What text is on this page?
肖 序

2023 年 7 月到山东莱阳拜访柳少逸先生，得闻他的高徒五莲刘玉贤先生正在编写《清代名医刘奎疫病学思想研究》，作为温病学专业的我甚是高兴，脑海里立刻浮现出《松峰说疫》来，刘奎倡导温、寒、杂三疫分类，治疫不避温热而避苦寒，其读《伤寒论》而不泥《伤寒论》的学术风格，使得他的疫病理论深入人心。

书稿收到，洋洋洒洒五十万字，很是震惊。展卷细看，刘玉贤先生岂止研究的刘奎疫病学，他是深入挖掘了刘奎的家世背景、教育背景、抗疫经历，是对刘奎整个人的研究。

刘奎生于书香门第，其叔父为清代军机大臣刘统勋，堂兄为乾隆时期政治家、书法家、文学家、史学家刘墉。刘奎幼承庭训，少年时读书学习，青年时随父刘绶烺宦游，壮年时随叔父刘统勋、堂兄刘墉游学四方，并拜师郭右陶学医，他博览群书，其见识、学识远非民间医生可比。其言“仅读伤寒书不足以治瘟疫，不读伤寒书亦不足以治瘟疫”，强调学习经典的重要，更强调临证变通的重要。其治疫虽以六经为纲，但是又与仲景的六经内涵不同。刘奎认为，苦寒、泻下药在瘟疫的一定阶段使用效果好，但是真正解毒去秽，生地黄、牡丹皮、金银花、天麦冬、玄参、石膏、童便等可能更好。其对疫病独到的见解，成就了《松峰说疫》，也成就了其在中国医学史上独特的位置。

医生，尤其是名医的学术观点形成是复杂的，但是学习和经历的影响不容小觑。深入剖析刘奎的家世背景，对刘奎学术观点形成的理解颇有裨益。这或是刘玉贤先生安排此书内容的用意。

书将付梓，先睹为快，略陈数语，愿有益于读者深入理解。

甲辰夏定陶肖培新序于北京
---
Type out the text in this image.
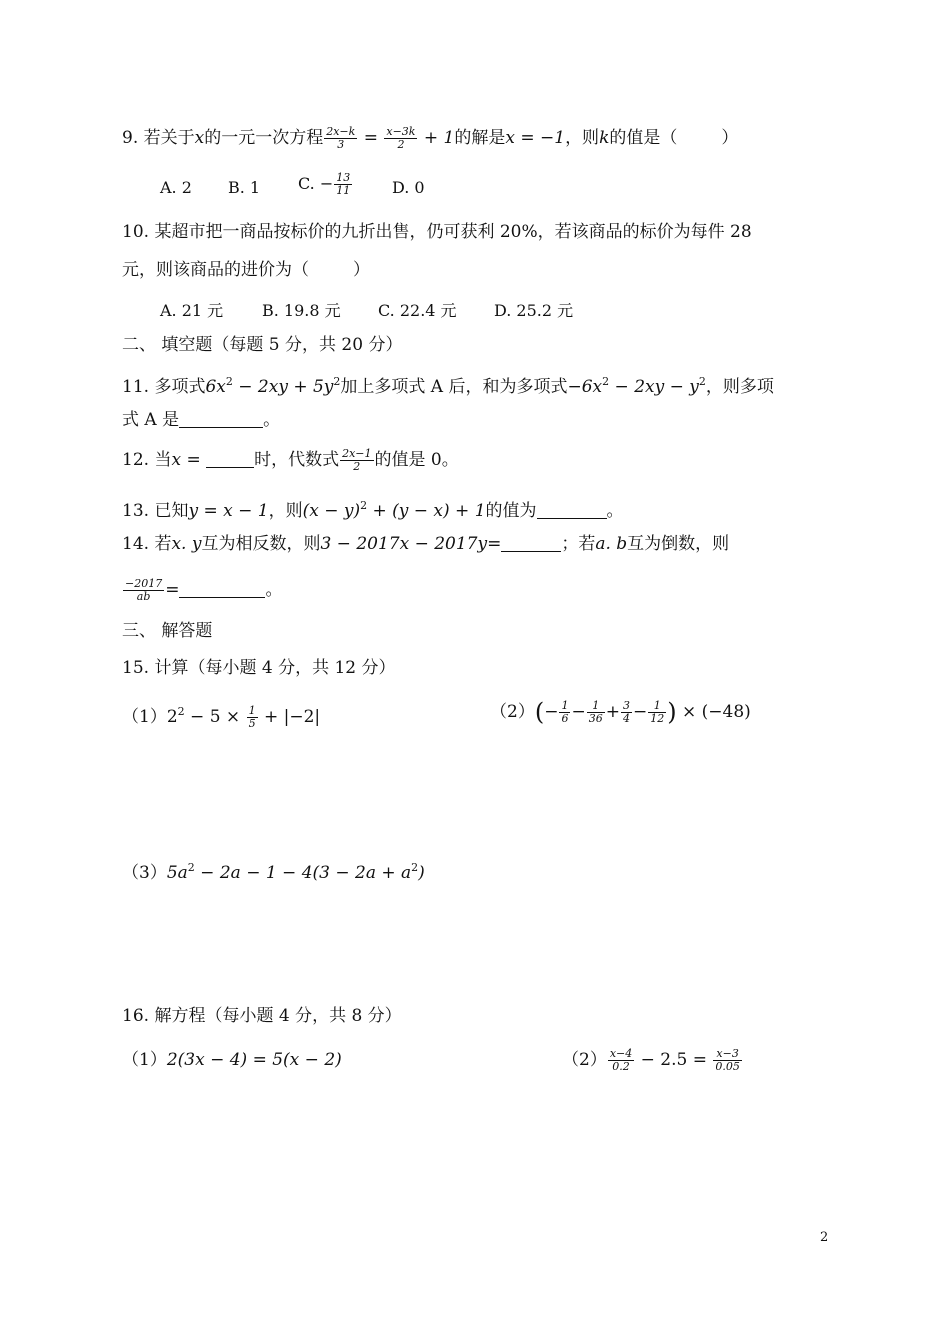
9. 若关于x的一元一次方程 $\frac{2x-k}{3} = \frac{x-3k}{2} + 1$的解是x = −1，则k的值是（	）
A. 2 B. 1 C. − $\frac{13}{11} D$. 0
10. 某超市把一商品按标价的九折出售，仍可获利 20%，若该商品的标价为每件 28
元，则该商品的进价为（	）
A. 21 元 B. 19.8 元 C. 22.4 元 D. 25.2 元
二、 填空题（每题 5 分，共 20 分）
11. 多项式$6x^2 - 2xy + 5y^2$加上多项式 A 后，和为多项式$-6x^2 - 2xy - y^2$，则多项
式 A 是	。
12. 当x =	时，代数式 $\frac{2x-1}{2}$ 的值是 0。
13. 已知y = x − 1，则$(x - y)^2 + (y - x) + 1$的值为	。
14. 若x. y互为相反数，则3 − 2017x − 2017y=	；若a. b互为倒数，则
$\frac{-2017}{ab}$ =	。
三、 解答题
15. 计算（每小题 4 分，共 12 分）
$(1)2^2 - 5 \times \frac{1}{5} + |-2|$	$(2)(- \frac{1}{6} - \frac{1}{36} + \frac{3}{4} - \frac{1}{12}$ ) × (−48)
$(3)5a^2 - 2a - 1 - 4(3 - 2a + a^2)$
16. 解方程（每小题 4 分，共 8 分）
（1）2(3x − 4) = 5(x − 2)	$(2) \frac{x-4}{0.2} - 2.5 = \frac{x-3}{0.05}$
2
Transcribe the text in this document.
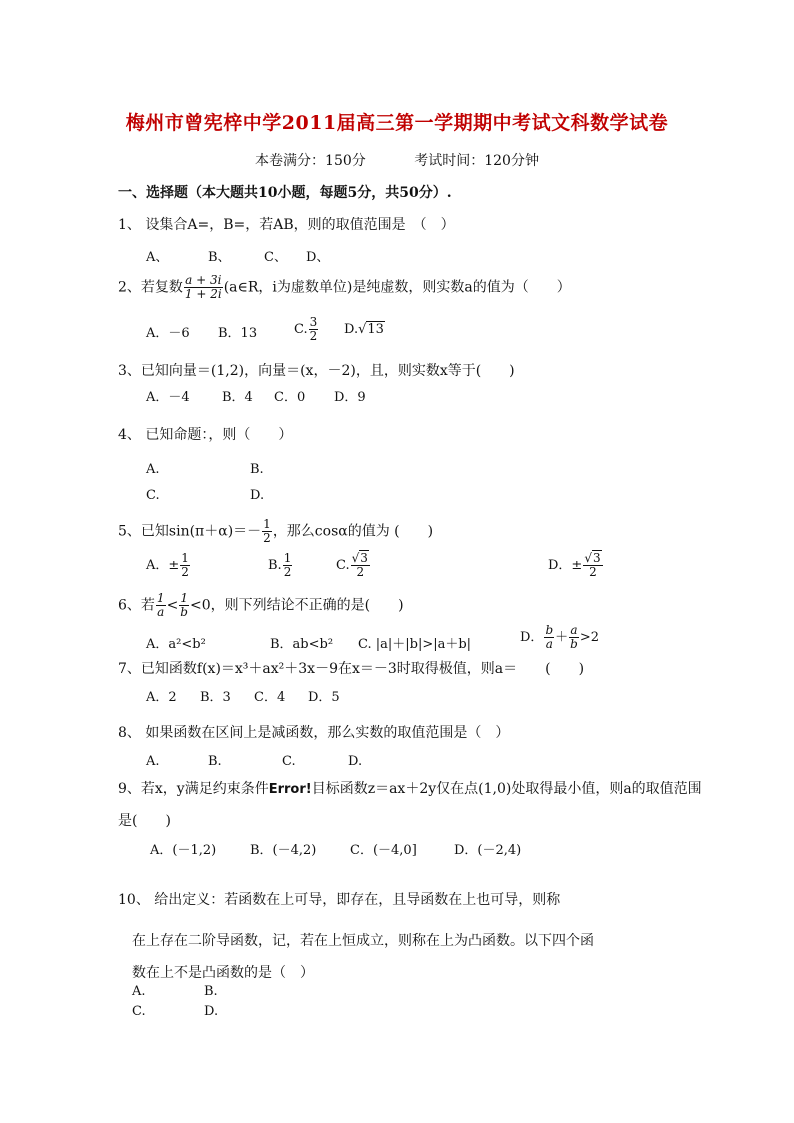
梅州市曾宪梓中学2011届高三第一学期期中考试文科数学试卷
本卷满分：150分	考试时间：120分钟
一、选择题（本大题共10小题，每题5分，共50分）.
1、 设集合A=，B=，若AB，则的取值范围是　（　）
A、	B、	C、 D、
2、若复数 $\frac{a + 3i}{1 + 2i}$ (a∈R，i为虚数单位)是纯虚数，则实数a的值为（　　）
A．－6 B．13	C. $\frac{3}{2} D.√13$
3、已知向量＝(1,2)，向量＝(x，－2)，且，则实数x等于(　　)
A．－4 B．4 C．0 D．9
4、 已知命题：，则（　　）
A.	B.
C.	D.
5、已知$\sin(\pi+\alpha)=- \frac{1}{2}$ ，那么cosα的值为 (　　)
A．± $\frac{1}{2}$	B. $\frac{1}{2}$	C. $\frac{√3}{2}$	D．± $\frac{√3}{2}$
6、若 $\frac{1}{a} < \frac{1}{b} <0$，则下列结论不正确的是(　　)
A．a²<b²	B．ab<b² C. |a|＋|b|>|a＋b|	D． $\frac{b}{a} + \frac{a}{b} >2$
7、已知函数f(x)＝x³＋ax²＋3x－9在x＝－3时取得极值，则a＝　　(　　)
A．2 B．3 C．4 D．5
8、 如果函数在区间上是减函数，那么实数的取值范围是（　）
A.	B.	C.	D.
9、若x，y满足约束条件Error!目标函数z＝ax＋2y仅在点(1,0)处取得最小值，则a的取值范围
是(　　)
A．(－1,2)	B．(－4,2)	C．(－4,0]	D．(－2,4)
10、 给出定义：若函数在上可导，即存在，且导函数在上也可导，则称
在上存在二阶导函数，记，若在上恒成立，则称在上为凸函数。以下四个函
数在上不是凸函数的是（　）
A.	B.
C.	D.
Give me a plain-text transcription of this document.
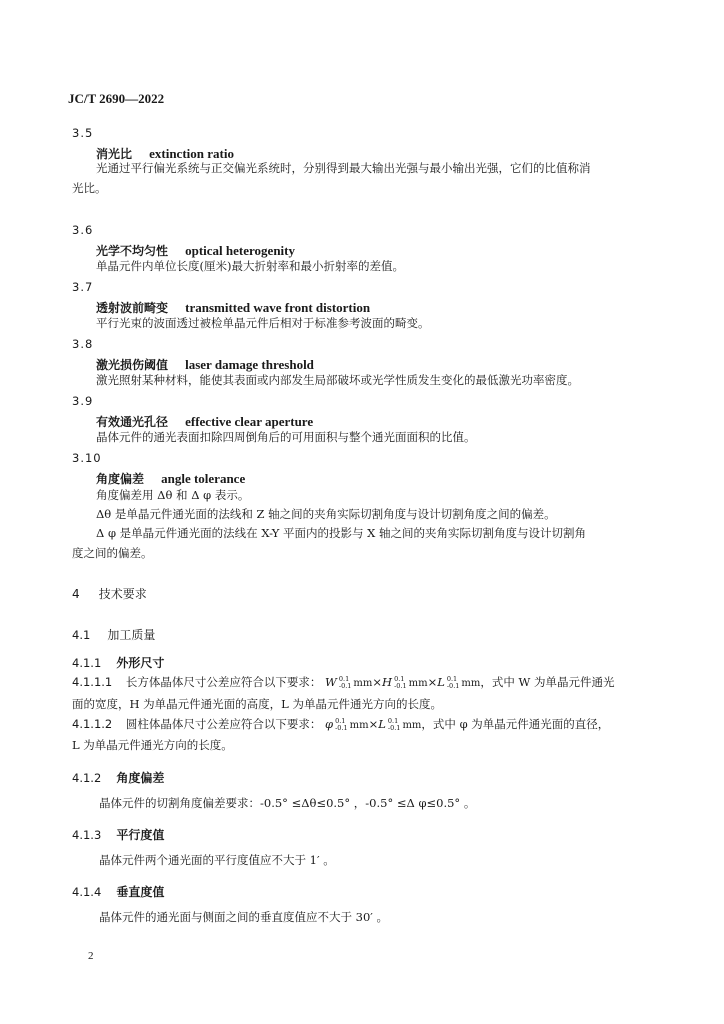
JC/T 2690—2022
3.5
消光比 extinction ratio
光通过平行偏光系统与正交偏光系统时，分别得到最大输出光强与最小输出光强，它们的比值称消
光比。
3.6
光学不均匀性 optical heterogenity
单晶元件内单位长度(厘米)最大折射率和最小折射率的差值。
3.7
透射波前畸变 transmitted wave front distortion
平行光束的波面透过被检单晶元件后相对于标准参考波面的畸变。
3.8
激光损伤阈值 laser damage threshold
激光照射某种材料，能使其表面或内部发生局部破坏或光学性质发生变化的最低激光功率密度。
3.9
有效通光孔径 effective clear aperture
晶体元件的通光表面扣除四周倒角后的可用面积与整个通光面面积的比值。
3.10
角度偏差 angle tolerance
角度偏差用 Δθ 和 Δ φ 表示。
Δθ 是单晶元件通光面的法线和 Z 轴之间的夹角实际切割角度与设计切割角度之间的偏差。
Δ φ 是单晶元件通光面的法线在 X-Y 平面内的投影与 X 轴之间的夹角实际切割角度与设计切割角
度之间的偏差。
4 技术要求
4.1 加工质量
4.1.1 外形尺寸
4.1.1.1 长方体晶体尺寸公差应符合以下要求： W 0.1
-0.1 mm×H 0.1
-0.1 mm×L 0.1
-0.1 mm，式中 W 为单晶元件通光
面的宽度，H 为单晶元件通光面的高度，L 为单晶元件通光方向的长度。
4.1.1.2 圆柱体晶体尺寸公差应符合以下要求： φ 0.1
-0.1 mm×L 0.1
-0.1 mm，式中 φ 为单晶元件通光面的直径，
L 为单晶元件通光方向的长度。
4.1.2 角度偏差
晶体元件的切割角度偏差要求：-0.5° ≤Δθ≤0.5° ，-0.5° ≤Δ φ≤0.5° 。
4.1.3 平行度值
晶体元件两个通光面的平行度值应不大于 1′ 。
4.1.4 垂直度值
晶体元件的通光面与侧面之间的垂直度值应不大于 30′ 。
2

### SHORT EXERCISE
Search the listing for the string "document". Copy each line where it turns up.

### OUTPUT OF THE TASK
Transcribe the text in this document.
Give me a plain-text transcription of this document.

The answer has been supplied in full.